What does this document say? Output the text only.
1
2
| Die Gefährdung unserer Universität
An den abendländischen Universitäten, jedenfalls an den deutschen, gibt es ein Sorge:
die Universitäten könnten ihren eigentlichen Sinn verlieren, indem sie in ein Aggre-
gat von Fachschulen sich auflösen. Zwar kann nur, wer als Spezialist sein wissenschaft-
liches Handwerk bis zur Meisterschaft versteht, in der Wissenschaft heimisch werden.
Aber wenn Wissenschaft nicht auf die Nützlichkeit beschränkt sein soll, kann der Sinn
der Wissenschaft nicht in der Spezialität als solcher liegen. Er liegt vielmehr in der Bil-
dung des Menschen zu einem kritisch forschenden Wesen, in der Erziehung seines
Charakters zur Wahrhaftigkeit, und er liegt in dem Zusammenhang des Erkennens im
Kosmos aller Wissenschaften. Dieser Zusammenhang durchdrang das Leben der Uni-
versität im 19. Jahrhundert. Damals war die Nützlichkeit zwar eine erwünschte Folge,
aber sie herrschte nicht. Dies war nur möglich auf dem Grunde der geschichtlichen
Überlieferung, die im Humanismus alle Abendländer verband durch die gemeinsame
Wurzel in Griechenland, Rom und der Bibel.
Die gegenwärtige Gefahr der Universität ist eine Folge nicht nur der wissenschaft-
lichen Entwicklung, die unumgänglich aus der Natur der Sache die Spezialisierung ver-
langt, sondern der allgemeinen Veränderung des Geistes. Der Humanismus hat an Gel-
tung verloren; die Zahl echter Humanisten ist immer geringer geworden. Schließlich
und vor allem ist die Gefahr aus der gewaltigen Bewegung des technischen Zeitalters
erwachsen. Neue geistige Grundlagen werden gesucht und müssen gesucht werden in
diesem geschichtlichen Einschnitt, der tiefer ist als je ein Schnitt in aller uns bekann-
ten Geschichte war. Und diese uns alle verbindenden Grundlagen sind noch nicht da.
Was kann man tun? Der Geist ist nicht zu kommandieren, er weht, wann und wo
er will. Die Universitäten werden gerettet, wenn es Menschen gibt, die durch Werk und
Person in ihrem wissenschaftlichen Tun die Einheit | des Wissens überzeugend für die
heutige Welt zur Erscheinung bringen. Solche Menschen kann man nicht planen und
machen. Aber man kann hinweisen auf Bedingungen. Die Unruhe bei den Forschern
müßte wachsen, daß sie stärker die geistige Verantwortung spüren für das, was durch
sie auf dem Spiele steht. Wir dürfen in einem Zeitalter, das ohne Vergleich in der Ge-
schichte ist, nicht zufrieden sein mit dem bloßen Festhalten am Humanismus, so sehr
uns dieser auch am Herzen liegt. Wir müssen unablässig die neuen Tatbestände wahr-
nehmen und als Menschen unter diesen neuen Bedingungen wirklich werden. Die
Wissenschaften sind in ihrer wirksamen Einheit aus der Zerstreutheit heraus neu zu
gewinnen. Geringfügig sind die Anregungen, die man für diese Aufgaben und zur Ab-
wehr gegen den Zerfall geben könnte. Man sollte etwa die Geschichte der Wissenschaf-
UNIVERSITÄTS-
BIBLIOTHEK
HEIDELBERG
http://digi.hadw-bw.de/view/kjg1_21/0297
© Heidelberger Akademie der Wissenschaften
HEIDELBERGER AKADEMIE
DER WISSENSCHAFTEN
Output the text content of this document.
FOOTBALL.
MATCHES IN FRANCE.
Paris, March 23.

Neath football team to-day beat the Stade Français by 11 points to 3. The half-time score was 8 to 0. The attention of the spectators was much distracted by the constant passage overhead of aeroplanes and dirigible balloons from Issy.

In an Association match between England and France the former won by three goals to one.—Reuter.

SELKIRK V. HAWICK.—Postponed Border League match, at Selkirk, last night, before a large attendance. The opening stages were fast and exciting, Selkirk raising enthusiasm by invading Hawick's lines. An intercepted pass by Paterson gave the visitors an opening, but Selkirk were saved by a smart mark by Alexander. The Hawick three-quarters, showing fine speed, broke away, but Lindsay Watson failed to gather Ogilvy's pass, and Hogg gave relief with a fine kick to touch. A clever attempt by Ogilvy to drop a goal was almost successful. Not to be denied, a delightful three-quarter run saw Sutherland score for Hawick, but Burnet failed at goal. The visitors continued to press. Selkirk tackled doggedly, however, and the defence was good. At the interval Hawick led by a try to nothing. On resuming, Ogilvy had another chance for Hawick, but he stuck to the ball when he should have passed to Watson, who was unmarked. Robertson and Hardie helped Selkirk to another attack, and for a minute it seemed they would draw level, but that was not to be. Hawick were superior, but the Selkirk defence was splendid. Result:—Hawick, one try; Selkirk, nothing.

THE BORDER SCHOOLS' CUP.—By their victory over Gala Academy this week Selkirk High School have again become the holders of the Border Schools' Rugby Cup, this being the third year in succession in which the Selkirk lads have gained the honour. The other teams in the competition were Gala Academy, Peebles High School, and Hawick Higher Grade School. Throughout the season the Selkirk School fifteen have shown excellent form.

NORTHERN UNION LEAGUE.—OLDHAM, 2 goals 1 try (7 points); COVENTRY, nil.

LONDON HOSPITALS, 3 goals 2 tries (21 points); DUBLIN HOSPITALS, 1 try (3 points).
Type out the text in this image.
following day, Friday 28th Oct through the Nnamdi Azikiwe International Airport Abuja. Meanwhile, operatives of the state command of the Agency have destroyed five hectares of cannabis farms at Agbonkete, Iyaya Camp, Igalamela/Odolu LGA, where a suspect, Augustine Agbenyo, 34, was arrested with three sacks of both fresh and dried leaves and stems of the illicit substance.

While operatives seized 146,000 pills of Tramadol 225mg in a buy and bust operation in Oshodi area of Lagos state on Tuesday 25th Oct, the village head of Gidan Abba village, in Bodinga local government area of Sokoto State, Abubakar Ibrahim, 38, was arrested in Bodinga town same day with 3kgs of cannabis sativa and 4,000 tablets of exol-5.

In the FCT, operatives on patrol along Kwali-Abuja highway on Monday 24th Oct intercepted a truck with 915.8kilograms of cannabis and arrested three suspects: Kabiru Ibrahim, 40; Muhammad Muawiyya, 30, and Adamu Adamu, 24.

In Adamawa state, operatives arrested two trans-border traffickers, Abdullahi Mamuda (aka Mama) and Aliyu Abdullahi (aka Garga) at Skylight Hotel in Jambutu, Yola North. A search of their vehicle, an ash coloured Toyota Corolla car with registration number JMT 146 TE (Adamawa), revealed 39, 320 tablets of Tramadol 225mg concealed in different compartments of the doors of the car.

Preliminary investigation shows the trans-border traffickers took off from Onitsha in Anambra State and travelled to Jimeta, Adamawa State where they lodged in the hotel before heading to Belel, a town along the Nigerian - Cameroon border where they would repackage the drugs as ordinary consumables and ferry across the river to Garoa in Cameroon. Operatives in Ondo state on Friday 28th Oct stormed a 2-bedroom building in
- - - - - - -
> **REQUEST**
Nothing should be left out: return all of the records exactly.

> **OUTPUT OF THE EXERCISE**
What does this document say? Output the text only.
1
2
| Die Gefährdung unserer Universität
An den abendländischen Universitäten, jedenfalls an den deutschen, gibt es ein Sorge:
die Universitäten könnten ihren eigentlichen Sinn verlieren, indem sie in ein Aggre-
gat von Fachschulen sich auflösen. Zwar kann nur, wer als Spezialist sein wissenschaft-
liches Handwerk bis zur Meisterschaft versteht, in der Wissenschaft heimisch werden.
Aber wenn Wissenschaft nicht auf die Nützlichkeit beschränkt sein soll, kann der Sinn
der Wissenschaft nicht in der Spezialität als solcher liegen. Er liegt vielmehr in der Bil-
dung des Menschen zu einem kritisch forschenden Wesen, in der Erziehung seines
Charakters zur Wahrhaftigkeit, und er liegt in dem Zusammenhang des Erkennens im
Kosmos aller Wissenschaften. Dieser Zusammenhang durchdrang das Leben der Uni-
versität im 19. Jahrhundert. Damals war die Nützlichkeit zwar eine erwünschte Folge,
aber sie herrschte nicht. Dies war nur möglich auf dem Grunde der geschichtlichen
Überlieferung, die im Humanismus alle Abendländer verband durch die gemeinsame
Wurzel in Griechenland, Rom und der Bibel.
Die gegenwärtige Gefahr der Universität ist eine Folge nicht nur der wissenschaft-
lichen Entwicklung, die unumgänglich aus der Natur der Sache die Spezialisierung ver-
langt, sondern der allgemeinen Veränderung des Geistes. Der Humanismus hat an Gel-
tung verloren; die Zahl echter Humanisten ist immer geringer geworden. Schließlich
und vor allem ist die Gefahr aus der gewaltigen Bewegung des technischen Zeitalters
erwachsen. Neue geistige Grundlagen werden gesucht und müssen gesucht werden in
diesem geschichtlichen Einschnitt, der tiefer ist als je ein Schnitt in aller uns bekann-
ten Geschichte war. Und diese uns alle verbindenden Grundlagen sind noch nicht da.
Was kann man tun? Der Geist ist nicht zu kommandieren, er weht, wann und wo
er will. Die Universitäten werden gerettet, wenn es Menschen gibt, die durch Werk und
Person in ihrem wissenschaftlichen Tun die Einheit | des Wissens überzeugend für die
heutige Welt zur Erscheinung bringen. Solche Menschen kann man nicht planen und
machen. Aber man kann hinweisen auf Bedingungen. Die Unruhe bei den Forschern
müßte wachsen, daß sie stärker die geistige Verantwortung spüren für das, was durch
sie auf dem Spiele steht. Wir dürfen in einem Zeitalter, das ohne Vergleich in der Ge-
schichte ist, nicht zufrieden sein mit dem bloßen Festhalten am Humanismus, so sehr
uns dieser auch am Herzen liegt. Wir müssen unablässig die neuen Tatbestände wahr-
nehmen und als Menschen unter diesen neuen Bedingungen wirklich werden. Die
Wissenschaften sind in ihrer wirksamen Einheit aus der Zerstreutheit heraus neu zu
gewinnen. Geringfügig sind die Anregungen, die man für diese Aufgaben und zur Ab-
wehr gegen den Zerfall geben könnte. Man sollte etwa die Geschichte der Wissenschaf-
UNIVERSITÄTS-
BIBLIOTHEK
HEIDELBERG
http://digi.hadw-bw.de/view/kjg1_21/0297
© Heidelberger Akademie der Wissenschaften
HEIDELBERGER AKADEMIE
DER WISSENSCHAFTEN
Output the text content of this document.
FOOTBALL.
MATCHES IN FRANCE.
Paris, March 23.

Neath football team to-day beat the Stade Français by 11 points to 3. The half-time score was 8 to 0. The attention of the spectators was much distracted by the constant passage overhead of aeroplanes and dirigible balloons from Issy.

In an Association match between England and France the former won by three goals to one.—Reuter.

SELKIRK V. HAWICK.—Postponed Border League match, at Selkirk, last night, before a large attendance. The opening stages were fast and exciting, Selkirk raising enthusiasm by invading Hawick's lines. An intercepted pass by Paterson gave the visitors an opening, but Selkirk were saved by a smart mark by Alexander. The Hawick three-quarters, showing fine speed, broke away, but Lindsay Watson failed to gather Ogilvy's pass, and Hogg gave relief with a fine kick to touch. A clever attempt by Ogilvy to drop a goal was almost successful. Not to be denied, a delightful three-quarter run saw Sutherland score for Hawick, but Burnet failed at goal. The visitors continued to press. Selkirk tackled doggedly, however, and the defence was good. At the interval Hawick led by a try to nothing. On resuming, Ogilvy had another chance for Hawick, but he stuck to the ball when he should have passed to Watson, who was unmarked. Robertson and Hardie helped Selkirk to another attack, and for a minute it seemed they would draw level, but that was not to be. Hawick were superior, but the Selkirk defence was splendid. Result:—Hawick, one try; Selkirk, nothing.

THE BORDER SCHOOLS' CUP.—By their victory over Gala Academy this week Selkirk High School have again become the holders of the Border Schools' Rugby Cup, this being the third year in succession in which the Selkirk lads have gained the honour. The other teams in the competition were Gala Academy, Peebles High School, and Hawick Higher Grade School. Throughout the season the Selkirk School fifteen have shown excellent form.

NORTHERN UNION LEAGUE.—OLDHAM, 2 goals 1 try (7 points); COVENTRY, nil.

LONDON HOSPITALS, 3 goals 2 tries (21 points); DUBLIN HOSPITALS, 1 try (3 points).
Type out the text in this image.
following day, Friday 28th Oct through the Nnamdi Azikiwe International Airport Abuja. Meanwhile, operatives of the state command of the Agency have destroyed five hectares of cannabis farms at Agbonkete, Iyaya Camp, Igalamela/Odolu LGA, where a suspect, Augustine Agbenyo, 34, was arrested with three sacks of both fresh and dried leaves and stems of the illicit substance.

While operatives seized 146,000 pills of Tramadol 225mg in a buy and bust operation in Oshodi area of Lagos state on Tuesday 25th Oct, the village head of Gidan Abba village, in Bodinga local government area of Sokoto State, Abubakar Ibrahim, 38, was arrested in Bodinga town same day with 3kgs of cannabis sativa and 4,000 tablets of exol-5.

In the FCT, operatives on patrol along Kwali-Abuja highway on Monday 24th Oct intercepted a truck with 915.8kilograms of cannabis and arrested three suspects: Kabiru Ibrahim, 40; Muhammad Muawiyya, 30, and Adamu Adamu, 24.

In Adamawa state, operatives arrested two trans-border traffickers, Abdullahi Mamuda (aka Mama) and Aliyu Abdullahi (aka Garga) at Skylight Hotel in Jambutu, Yola North. A search of their vehicle, an ash coloured Toyota Corolla car with registration number JMT 146 TE (Adamawa), revealed 39, 320 tablets of Tramadol 225mg concealed in different compartments of the doors of the car.

Preliminary investigation shows the trans-border traffickers took off from Onitsha in Anambra State and travelled to Jimeta, Adamawa State where they lodged in the hotel before heading to Belel, a town along the Nigerian - Cameroon border where they would repackage the drugs as ordinary consumables and ferry across the river to Garoa in Cameroon. Operatives in Ondo state on Friday 28th Oct stormed a 2-bedroom building in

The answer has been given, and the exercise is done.